INPUT:
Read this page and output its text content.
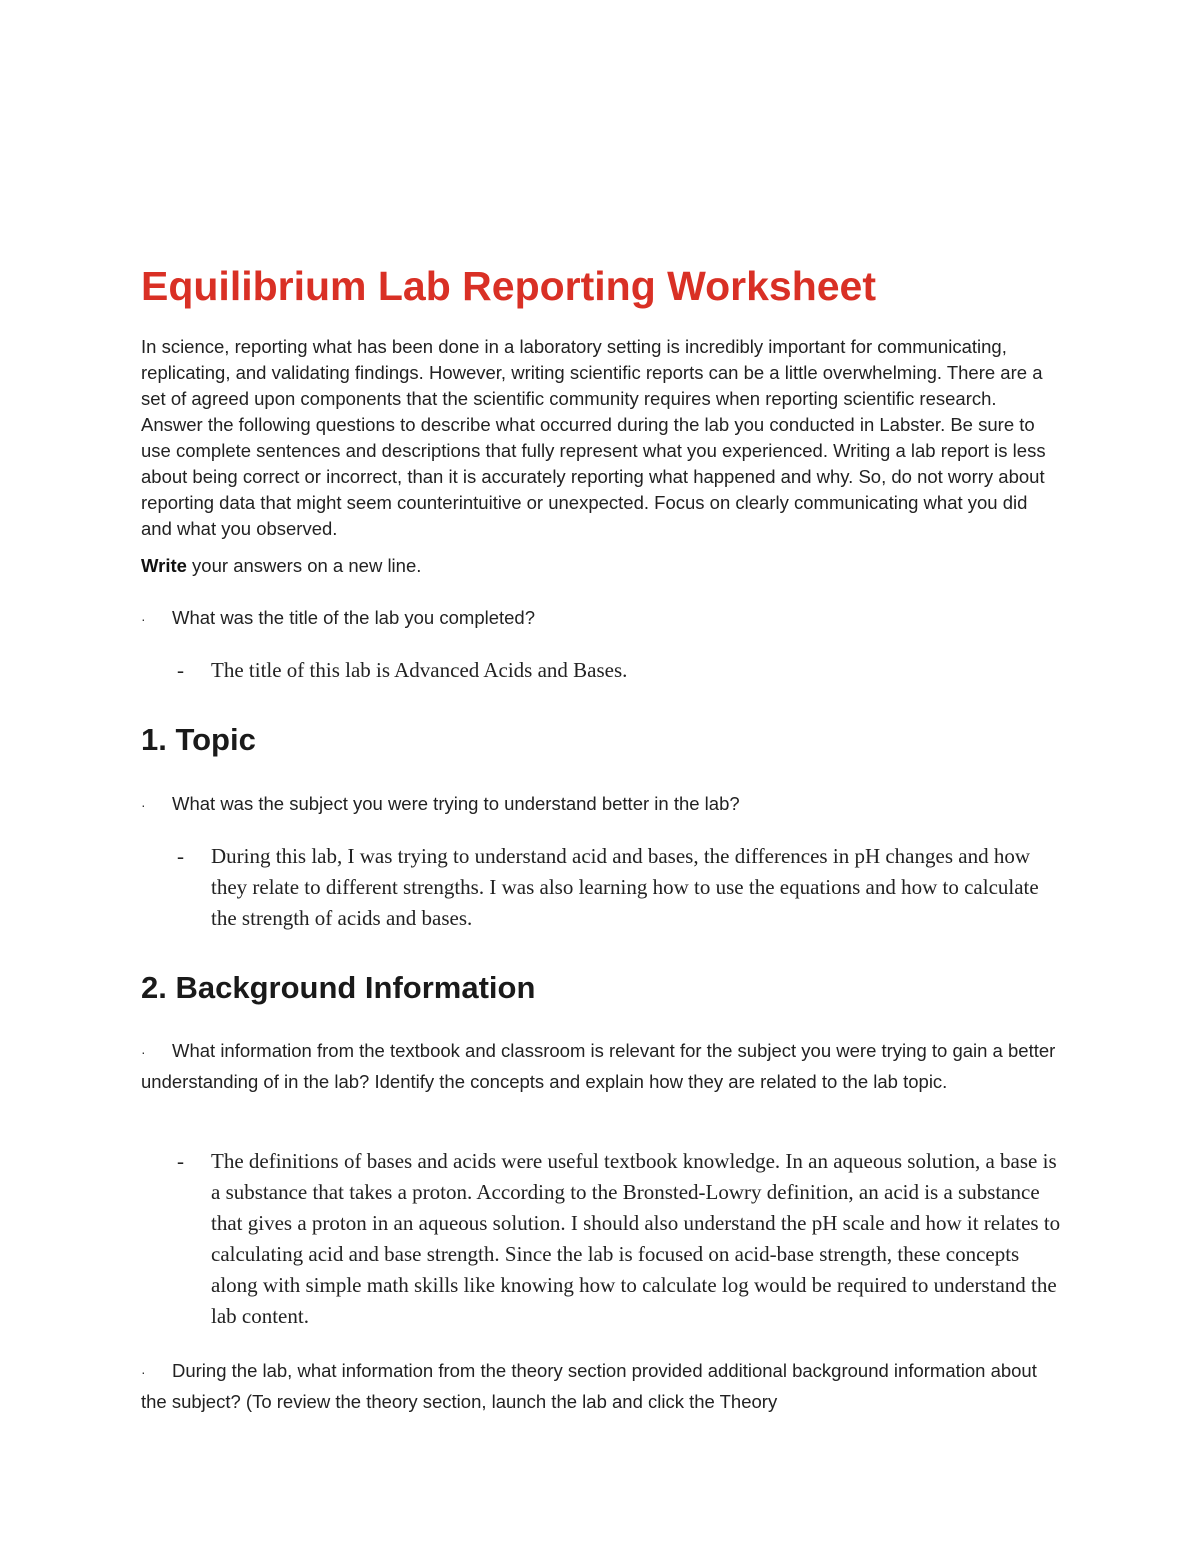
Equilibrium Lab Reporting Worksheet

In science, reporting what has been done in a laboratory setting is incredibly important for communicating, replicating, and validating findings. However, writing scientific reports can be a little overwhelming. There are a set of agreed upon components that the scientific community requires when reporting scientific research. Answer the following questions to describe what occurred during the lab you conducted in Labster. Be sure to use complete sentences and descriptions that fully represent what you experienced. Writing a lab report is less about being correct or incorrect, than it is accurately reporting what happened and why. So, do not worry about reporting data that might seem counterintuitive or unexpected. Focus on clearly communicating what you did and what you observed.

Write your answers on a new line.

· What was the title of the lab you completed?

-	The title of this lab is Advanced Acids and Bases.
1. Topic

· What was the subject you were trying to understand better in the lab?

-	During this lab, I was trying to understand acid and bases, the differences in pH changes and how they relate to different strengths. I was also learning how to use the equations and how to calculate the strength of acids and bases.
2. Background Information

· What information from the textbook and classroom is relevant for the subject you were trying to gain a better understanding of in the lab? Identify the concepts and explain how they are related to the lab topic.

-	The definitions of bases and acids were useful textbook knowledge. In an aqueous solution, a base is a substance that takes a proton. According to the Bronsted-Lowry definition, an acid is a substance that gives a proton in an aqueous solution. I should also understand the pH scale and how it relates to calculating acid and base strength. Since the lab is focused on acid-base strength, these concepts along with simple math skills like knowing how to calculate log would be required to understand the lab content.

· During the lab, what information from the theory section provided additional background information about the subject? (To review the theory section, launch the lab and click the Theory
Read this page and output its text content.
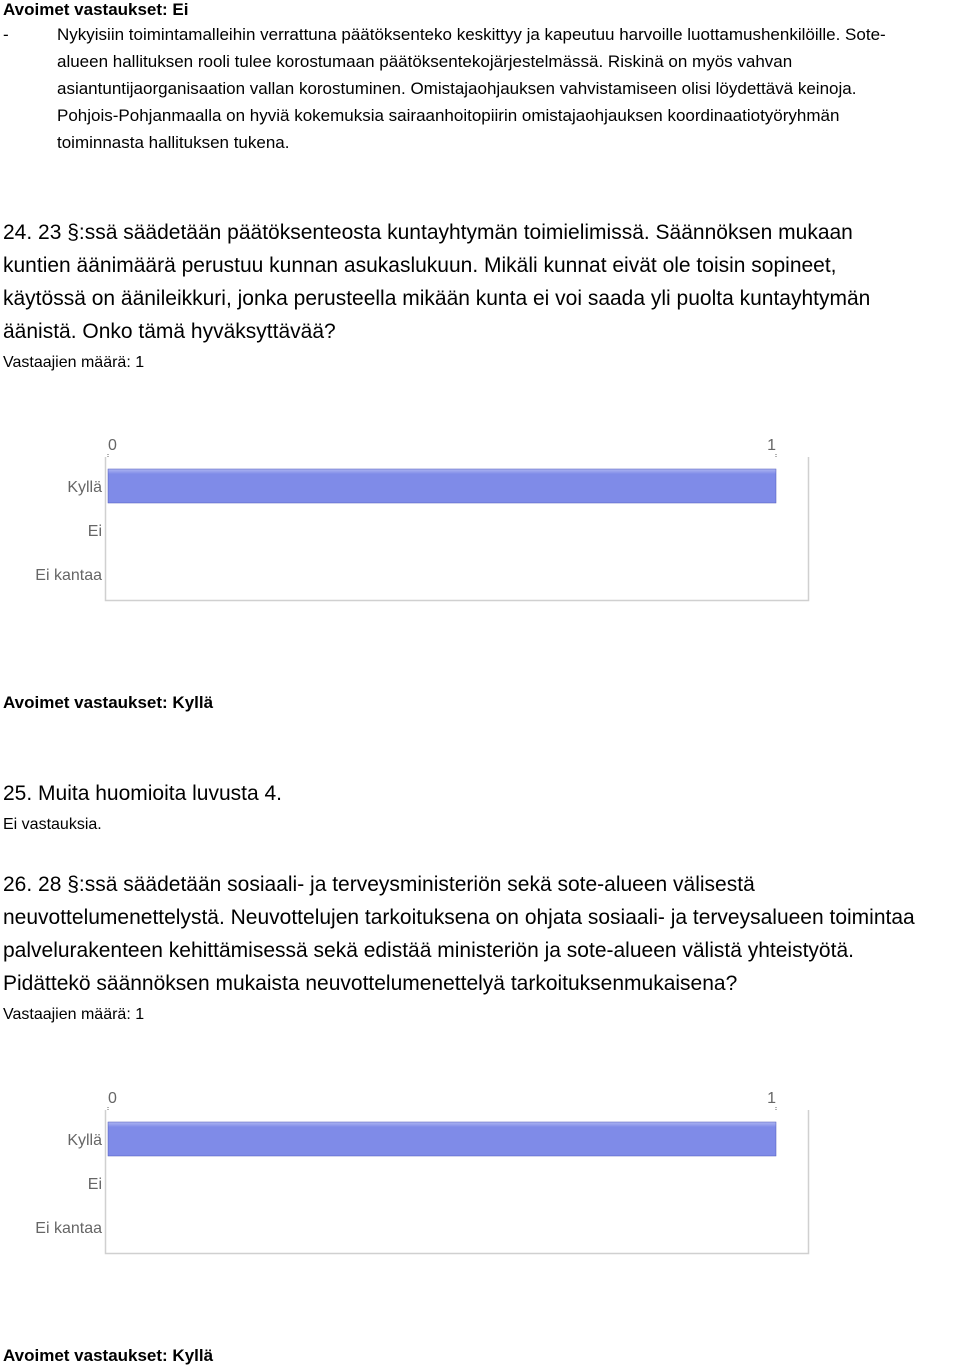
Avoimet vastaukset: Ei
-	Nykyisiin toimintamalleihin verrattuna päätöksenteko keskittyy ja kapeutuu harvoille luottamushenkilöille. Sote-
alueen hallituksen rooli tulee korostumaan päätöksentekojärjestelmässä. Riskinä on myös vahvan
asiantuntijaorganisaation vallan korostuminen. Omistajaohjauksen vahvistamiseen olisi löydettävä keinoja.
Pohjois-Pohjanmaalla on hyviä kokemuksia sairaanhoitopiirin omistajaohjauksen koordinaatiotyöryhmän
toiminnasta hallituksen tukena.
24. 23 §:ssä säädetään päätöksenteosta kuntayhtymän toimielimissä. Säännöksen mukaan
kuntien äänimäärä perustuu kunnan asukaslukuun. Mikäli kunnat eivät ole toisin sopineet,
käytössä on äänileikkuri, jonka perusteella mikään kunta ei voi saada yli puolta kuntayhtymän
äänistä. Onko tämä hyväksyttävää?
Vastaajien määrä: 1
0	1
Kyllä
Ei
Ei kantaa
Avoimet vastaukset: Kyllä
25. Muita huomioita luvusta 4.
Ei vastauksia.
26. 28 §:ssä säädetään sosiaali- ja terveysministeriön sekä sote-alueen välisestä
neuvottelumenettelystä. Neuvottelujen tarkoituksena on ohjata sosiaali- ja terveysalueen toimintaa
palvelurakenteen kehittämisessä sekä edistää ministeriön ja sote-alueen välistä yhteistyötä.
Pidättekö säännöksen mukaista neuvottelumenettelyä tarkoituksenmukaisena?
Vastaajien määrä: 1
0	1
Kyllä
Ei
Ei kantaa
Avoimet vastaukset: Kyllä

GOAL: In your copy of the records, include no pictures; repeat everything else exactly.

FULL RESPONSE:
Read this page and output its text content.
Equilibrium Lab Reporting Worksheet

In science, reporting what has been done in a laboratory setting is incredibly important for communicating, replicating, and validating findings. However, writing scientific reports can be a little overwhelming. There are a set of agreed upon components that the scientific community requires when reporting scientific research. Answer the following questions to describe what occurred during the lab you conducted in Labster. Be sure to use complete sentences and descriptions that fully represent what you experienced. Writing a lab report is less about being correct or incorrect, than it is accurately reporting what happened and why. So, do not worry about reporting data that might seem counterintuitive or unexpected. Focus on clearly communicating what you did and what you observed.

Write your answers on a new line.

· What was the title of the lab you completed?

-	The title of this lab is Advanced Acids and Bases.
1. Topic

· What was the subject you were trying to understand better in the lab?

-	During this lab, I was trying to understand acid and bases, the differences in pH changes and how they relate to different strengths. I was also learning how to use the equations and how to calculate the strength of acids and bases.
2. Background Information

· What information from the textbook and classroom is relevant for the subject you were trying to gain a better understanding of in the lab? Identify the concepts and explain how they are related to the lab topic.

-	The definitions of bases and acids were useful textbook knowledge. In an aqueous solution, a base is a substance that takes a proton. According to the Bronsted-Lowry definition, an acid is a substance that gives a proton in an aqueous solution. I should also understand the pH scale and how it relates to calculating acid and base strength. Since the lab is focused on acid-base strength, these concepts along with simple math skills like knowing how to calculate log would be required to understand the lab content.

· During the lab, what information from the theory section provided additional background information about the subject? (To review the theory section, launch the lab and click the Theory
Read this page and output its text content.
Avoimet vastaukset: Ei
-	Nykyisiin toimintamalleihin verrattuna päätöksenteko keskittyy ja kapeutuu harvoille luottamushenkilöille. Sote-
alueen hallituksen rooli tulee korostumaan päätöksentekojärjestelmässä. Riskinä on myös vahvan
asiantuntijaorganisaation vallan korostuminen. Omistajaohjauksen vahvistamiseen olisi löydettävä keinoja.
Pohjois-Pohjanmaalla on hyviä kokemuksia sairaanhoitopiirin omistajaohjauksen koordinaatiotyöryhmän
toiminnasta hallituksen tukena.
24. 23 §:ssä säädetään päätöksenteosta kuntayhtymän toimielimissä. Säännöksen mukaan
kuntien äänimäärä perustuu kunnan asukaslukuun. Mikäli kunnat eivät ole toisin sopineet,
käytössä on äänileikkuri, jonka perusteella mikään kunta ei voi saada yli puolta kuntayhtymän
äänistä. Onko tämä hyväksyttävää?
Vastaajien määrä: 1
0	1
Kyllä
Ei
Ei kantaa
Avoimet vastaukset: Kyllä
25. Muita huomioita luvusta 4.
Ei vastauksia.
26. 28 §:ssä säädetään sosiaali- ja terveysministeriön sekä sote-alueen välisestä
neuvottelumenettelystä. Neuvottelujen tarkoituksena on ohjata sosiaali- ja terveysalueen toimintaa
palvelurakenteen kehittämisessä sekä edistää ministeriön ja sote-alueen välistä yhteistyötä.
Pidättekö säännöksen mukaista neuvottelumenettelyä tarkoituksenmukaisena?
Vastaajien määrä: 1
0	1
Kyllä
Ei
Ei kantaa
Avoimet vastaukset: Kyllä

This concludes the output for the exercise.